**GIVEN REQUEST:**
Count how many lines of the material hold "tari". Respond with that number alone.

**DATA FOR THIS EXERCISE:**

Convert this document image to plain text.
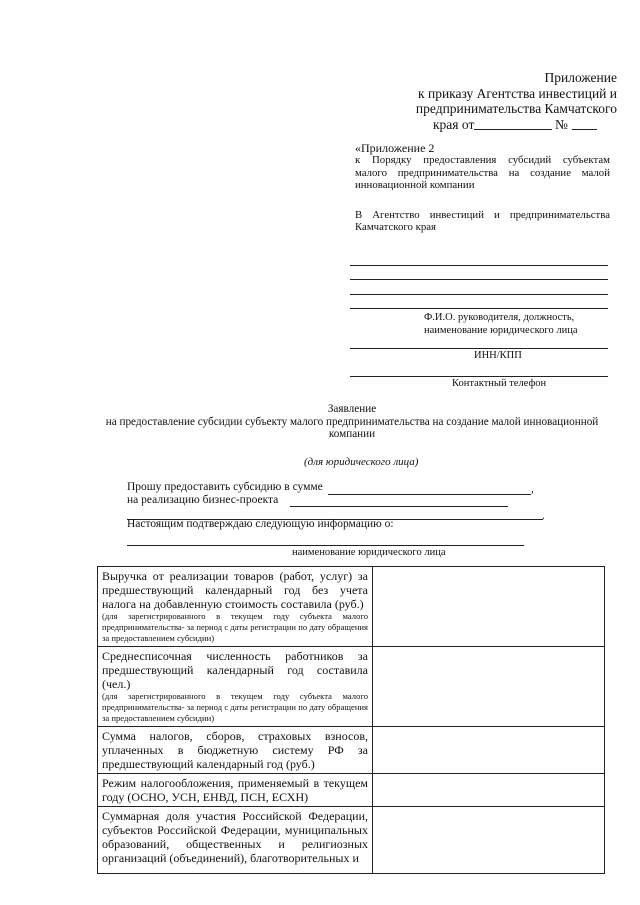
Приложение
к приказу Агентства инвестиций и
предпринимательства Камчатского
края от	№
«Приложение 2
к Порядку предоставления субсидий субъектам
малого предпринимательства на создание малой
инновационной компании
В Агентство инвестиций и предпринимательства
Камчатского края
Ф.И.О. руководителя, должность,
наименование юридического лица
ИНН/КПП
Контактный телефон
Заявление
на предоставление субсидии субъекту малого предпринимательства на создание малой инновационной
компании
(для юридического лица)
Прошу предоставить субсидию в сумме	,
на реализацию бизнес-проекта
.
Настоящим подтверждаю следующую информацию о:
наименование юридического лица
Выручка от реализации товаров (работ, услуг) за предшествующий календарный год без учета налога на добавленную стоимость составила (руб.)
(для зарегистрированного в текущем году субъекта малого предпринимательства- за период с даты регистрации по дату обращения за предоставлением субсидии)	

Среднесписочная численность работников за предшествующий календарный год составила (чел.)
(для зарегистрированного в текущем году субъекта малого предпринимательства- за период с даты регистрации по дату обращения за предоставлением субсидии)	

Сумма налогов, сборов, страховых взносов, уплаченных в бюджетную систему РФ за предшествующий календарный год (руб.)	

Режим налогообложения, применяемый в текущем году (ОСНО, УСН, ЕНВД, ПСН, ЕСХН)	

Суммарная доля участия Российской Федерации, субъектов Российской Федерации, муниципальных образований, общественных и религиозных организаций (объединений), благотворительных и	
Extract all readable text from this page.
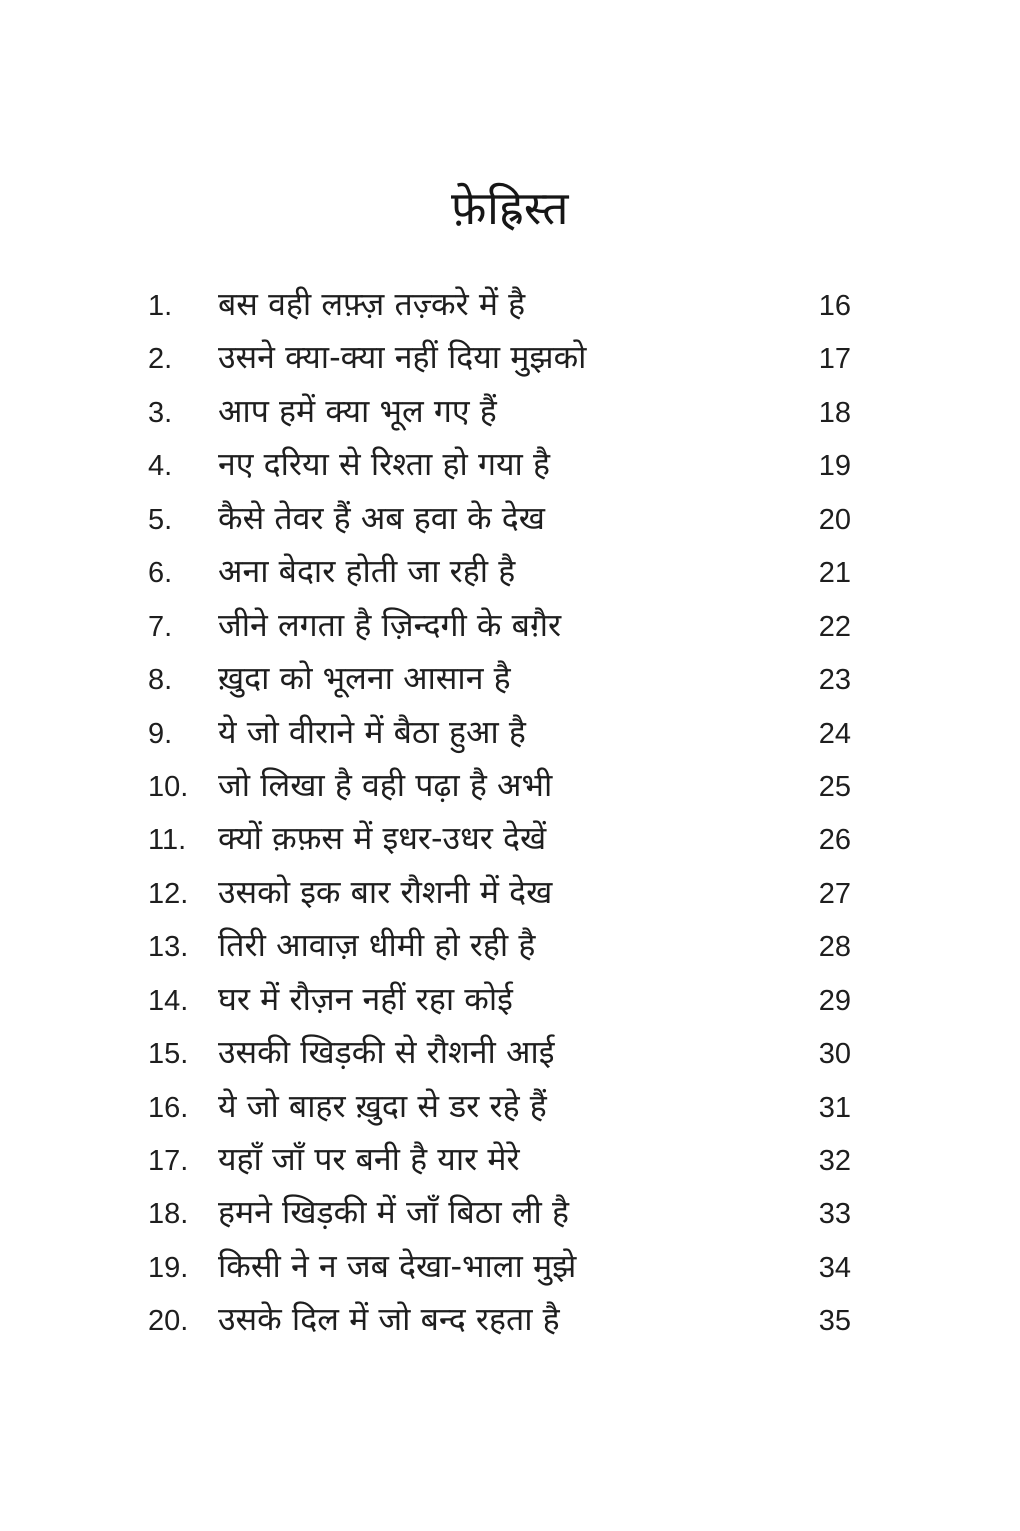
फ़ेह्रिस्त
1.	बस वही लफ़्ज़ तज़्करे में है	16
2.	उसने क्या-क्या नहीं दिया मुझको	17
3.	आप हमें क्या भूल गए हैं	18
4.	नए दरिया से रिश्ता हो गया है	19
5.	कैसे तेवर हैं अब हवा के देख	20
6.	अना बेदार होती जा रही है	21
7.	जीने लगता है ज़िन्दगी के बग़ैर	22
8.	ख़ुदा को भूलना आसान है	23
9.	ये जो वीराने में बैठा हुआ है	24
10. जो लिखा है वही पढ़ा है अभी	25
11. क्यों क़फ़स में इधर-उधर देखें	26
12. उसको इक बार रौशनी में देख	27
13. तिरी आवाज़ धीमी हो रही है	28
14. घर में रौज़न नहीं रहा कोई	29
15. उसकी खिड़की से रौशनी आई	30
16. ये जो बाहर ख़ुदा से डर रहे हैं	31
17. यहाँ जाँ पर बनी है यार मेरे	32
18. हमने खिड़की में जाँ बिठा ली है	33
19. किसी ने न जब देखा-भाला मुझे	34
20. उसके दिल में जो बन्द रहता है	35
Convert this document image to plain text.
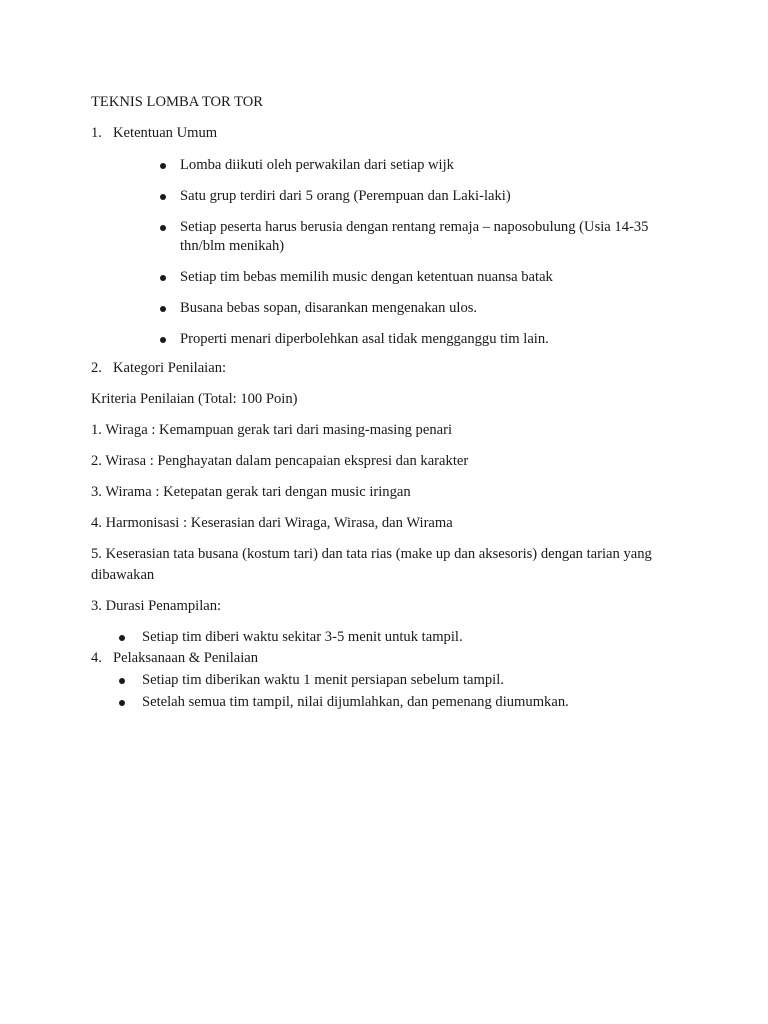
TEKNIS LOMBA TOR TOR
1. Ketentuan Umum
Lomba diikuti oleh perwakilan dari setiap wijk
Satu grup terdiri dari 5 orang (Perempuan dan Laki-laki)
Setiap peserta harus berusia dengan rentang remaja – naposobulung (Usia 14-35
thn/blm menikah)
Setiap tim bebas memilih music dengan ketentuan nuansa batak
Busana bebas sopan, disarankan mengenakan ulos.
Properti menari diperbolehkan asal tidak mengganggu tim lain.
2. Kategori Penilaian:
Kriteria Penilaian (Total: 100 Poin)
1. Wiraga : Kemampuan gerak tari dari masing-masing penari
2. Wirasa : Penghayatan dalam pencapaian ekspresi dan karakter
3. Wirama : Ketepatan gerak tari dengan music iringan
4. Harmonisasi : Keserasian dari Wiraga, Wirasa, dan Wirama
5. Keserasian tata busana (kostum tari) dan tata rias (make up dan aksesoris) dengan tarian yang
dibawakan
3. Durasi Penampilan:
Setiap tim diberi waktu sekitar 3-5 menit untuk tampil.
4. Pelaksanaan & Penilaian
Setiap tim diberikan waktu 1 menit persiapan sebelum tampil.
Setelah semua tim tampil, nilai dijumlahkan, dan pemenang diumumkan.
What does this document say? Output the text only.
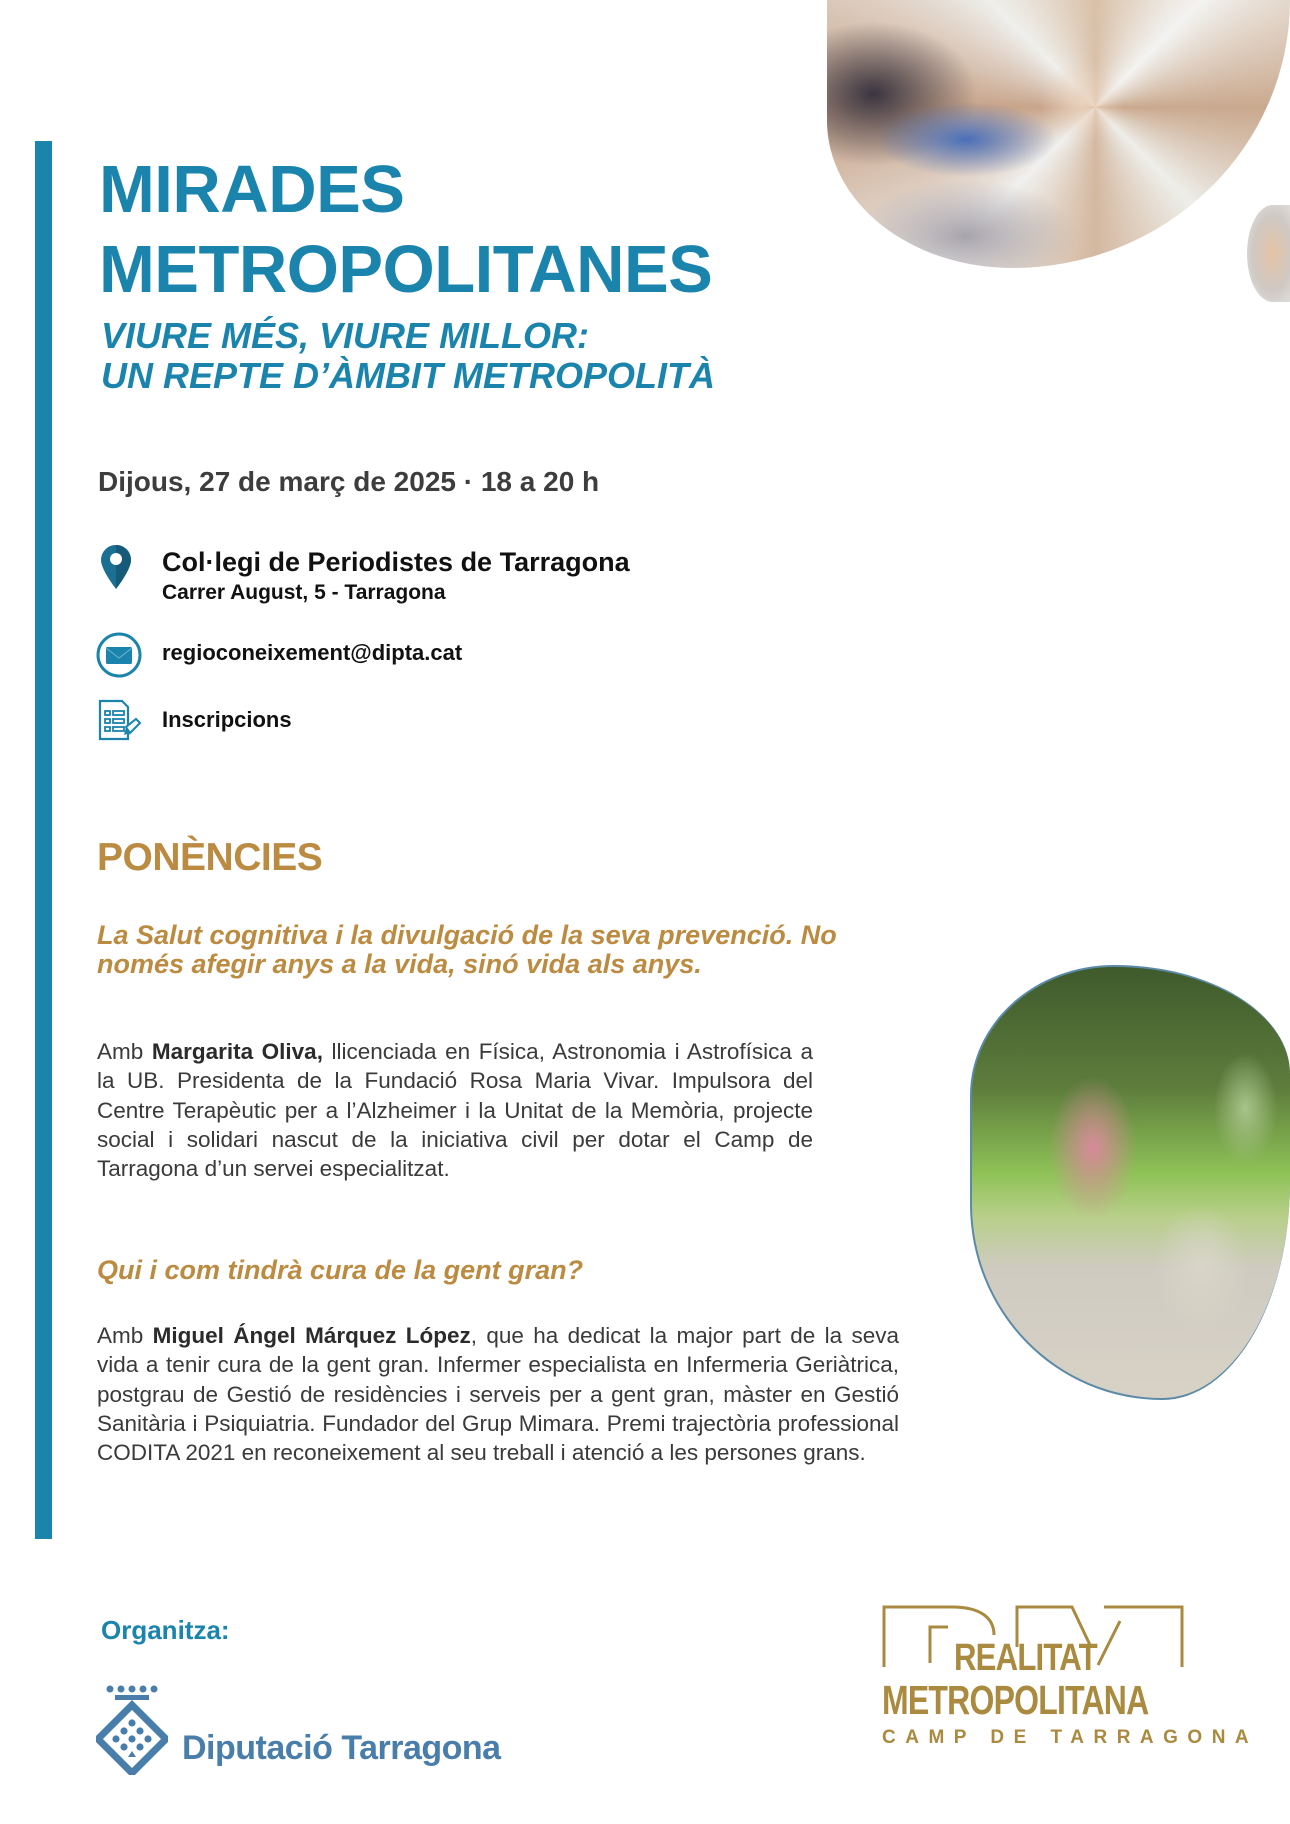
MIRADES
METROPOLITANES
VIURE MÉS, VIURE MILLOR:
UN REPTE D’ÀMBIT METROPOLITÀ
Dijous, 27 de març de 2025 · 18 a 20 h
Col·legi de Periodistes de Tarragona
Carrer August, 5 - Tarragona
regioconeixement@dipta.cat
Inscripcions
PONÈNCIES
La Salut cognitiva i la divulgació de la seva prevenció. No només afegir anys a la vida, sinó vida als anys.

Amb Margarita Oliva, llicenciada en Física, Astronomia i Astrofísica a la UB. Presidenta de la Fundació Rosa Maria Vivar. Impulsora del Centre Terapèutic per a l’Alzheimer i la Unitat de la Memòria, projecte social i solidari nascut de la iniciativa civil per dotar el Camp de Tarragona d’un servei especialitzat.

Qui i com tindrà cura de la gent gran?

Amb Miguel Ángel Márquez López, que ha dedicat la major part de la seva vida a tenir cura de la gent gran. Infermer especialista en Infermeria Geriàtrica, postgrau de Gestió de residències i serveis per a gent gran, màster en Gestió Sanitària i Psiquiatria. Fundador del Grup Mimara. Premi trajectòria professional CODITA 2021 en reconeixement al seu treball i atenció a les persones grans.

Organitza:
Diputació Tarragona
REALITAT
METROPOLITANA
CAMP DE TARRAGONA
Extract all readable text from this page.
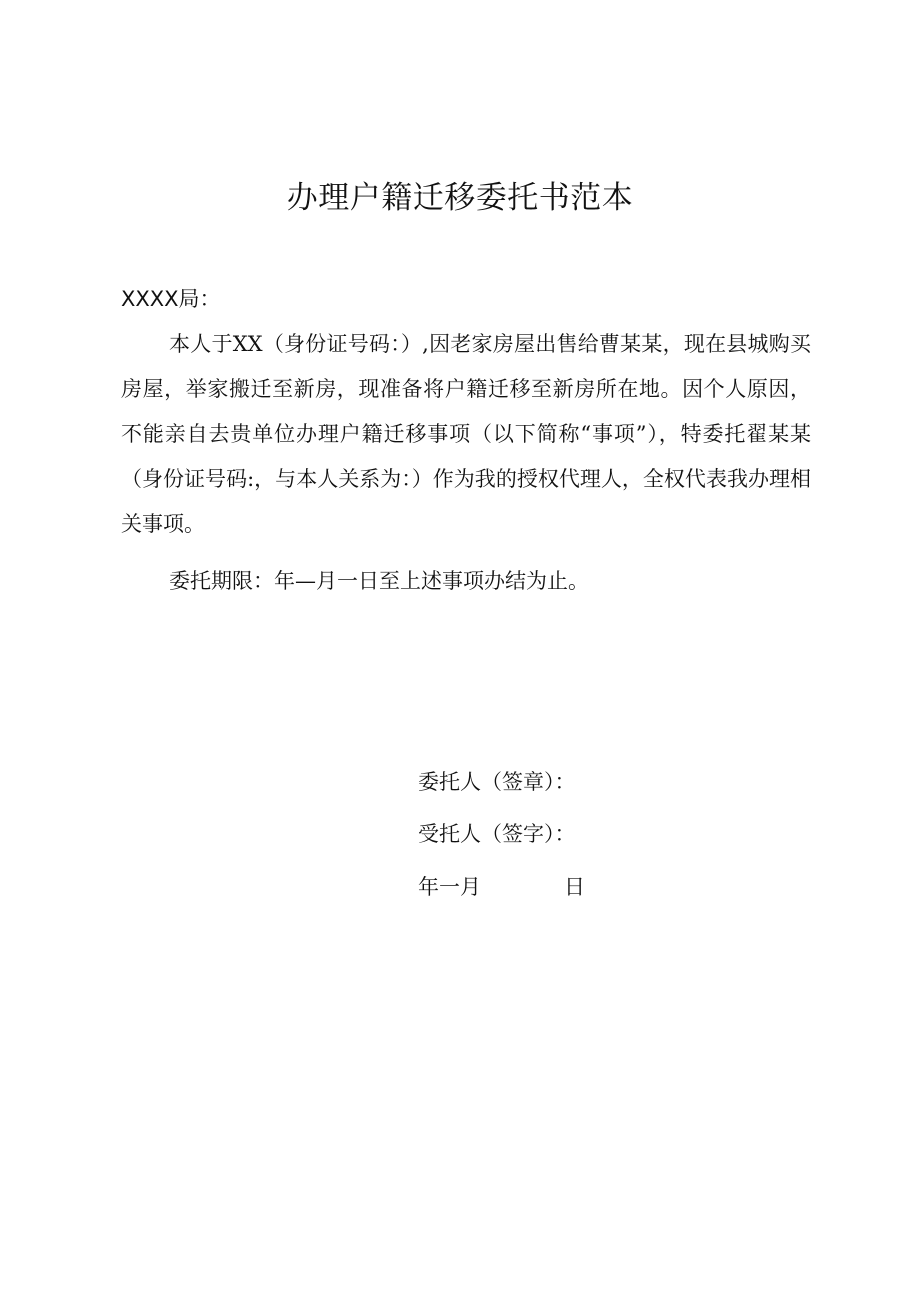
办理户籍迁移委托书范本
XXXX局：
本人于XX（身份证号码：）,因老家房屋出售给曹某某，现在县城购买房屋，举家搬迁至新房，现准备将户籍迁移至新房所在地。因个人原因，不能亲自去贵单位办理户籍迁移事项（以下简称“事项”），特委托翟某某（身份证号码:，与本人关系为：）作为我的授权代理人，全权代表我办理相关事项。
委托期限：年—月一日至上述事项办结为止。
委托人（签章）：
受托人（签字）：
年一月	日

**SOLUTION FOR THIS TASK:**
3